Here’s a heads up I am quite happy to be giving: today is going to be an Amiga/BeOS/Atari day on OSNews. Let’s start with this story about converting an Amiga 600 to a FPGS-based emulation machine.
That said, a couple of months ago I ran across the MiSTer FPGA project spearheaded by sorgelig. This project is based on the Terasic DE10-Nano board which has a decent sized Altera Cyclone FPGA paired with a dual-core ARM Cortex-A9 CPU. Sorgelig has designed a number of add-on boards that allow the DE10 to interface with additional devices. He also has ported (and improved) many cores for this board, including the Minimig-AGA core which provides a very nice recreation of the Amiga from a 500 to a 1200.
After buying a DE10 and getting the Minimig-AGA core running on it, I was immediately infatuated with the quality of “emulation” on this thing. It felt much more complete than the UAE4ARM and Amiberry emulators and the video quality looked much nicer. Not to mention, the near-instant power on (and off) felt more like a real Amiga. Following in the footsteps of my previous Raspberry Pi conversions, I decided to convert an Amiga 600 to FPGA as the 600 case fits so nicely on my desk.
As the author notes, this is not a simple or straightforward mod, as there’s 3D printing involved. Still, it’s a fascinating process to document.
https://shop.inventronik.de/index.php?id_product=8&controller=produc…
A bit expensive, but dude, what an unlocked achievement.
Kochise,
Yeah, right now it’s too niche. I’ve been saying it for a long time, FPGAs open up a new world of possibilities for things that are bottlenecked running on typical CPUs. I’m waiting for intel, AMD, or even ARM vendors to incorporate a real FPGA to their CPUs (either on die, or a co-processor).
Obviously not many people care about simulating old processors, but the beauty of FPGAs is that there are tons of applications like compression, crypto, AI, voice recognition, audio/video synthesis, real time processing, etc. And even things that we haven’t even thought of yet. But until FPGA tech is built into commodity hardware, the masses won’t get to experience it. Surely this comes up in engineering meetings at intel/amd/etc, but I don’t know if they can mass produce these at price points that ordinary consumers would be willing to pay.
Yeah, talked a lot about possible inclusion of FPGA into Atari-like industrial computers : http://www.yaronet.com/topics/45659-atari-68kpowerpccoldfireemulation
I’d guess that fuller integration of GPU might happen sooner, as a coprocessor to CPU (that’s what AMD buying ATI was ultimately about, right?) in the vein of x87…
PS. @ssokolow, here we have (emphasis mine) “including the Minimig-AGA core which provides a very nice recreation of the Amiga from a 500 to a 1200″ so the word usage in favour of which I spoke recently ( http://www.osnews.com/comments/30528 ) gains some traction already (also, a bit further down, “I was immediately infatuated with the quality of “emulation” on this thing” – emulation in quotes)

Prompt:
According to the post about converting an Amiga 600, which board is the MiSTer FPGA project based on?

Available data:

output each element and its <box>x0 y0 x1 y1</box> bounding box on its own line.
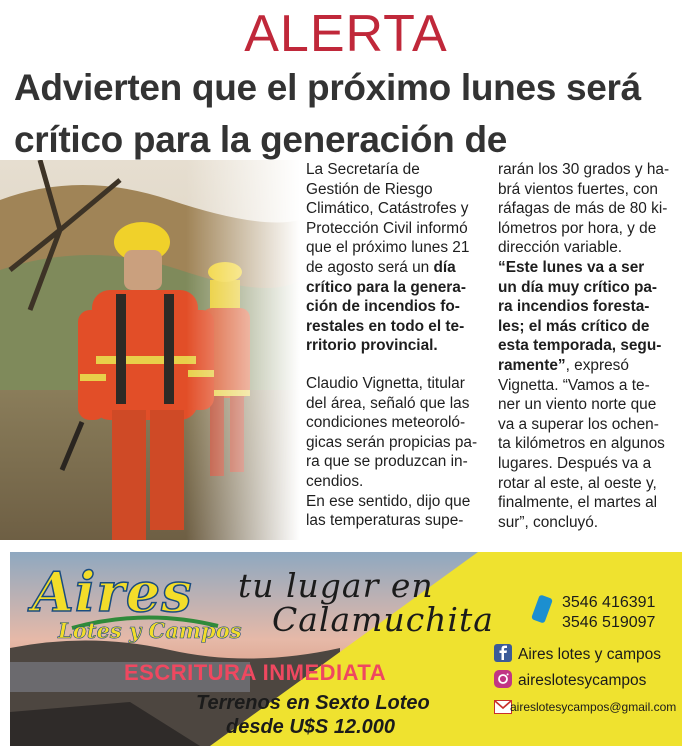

Answer to the problem:
The Terasic DE10-Nano board.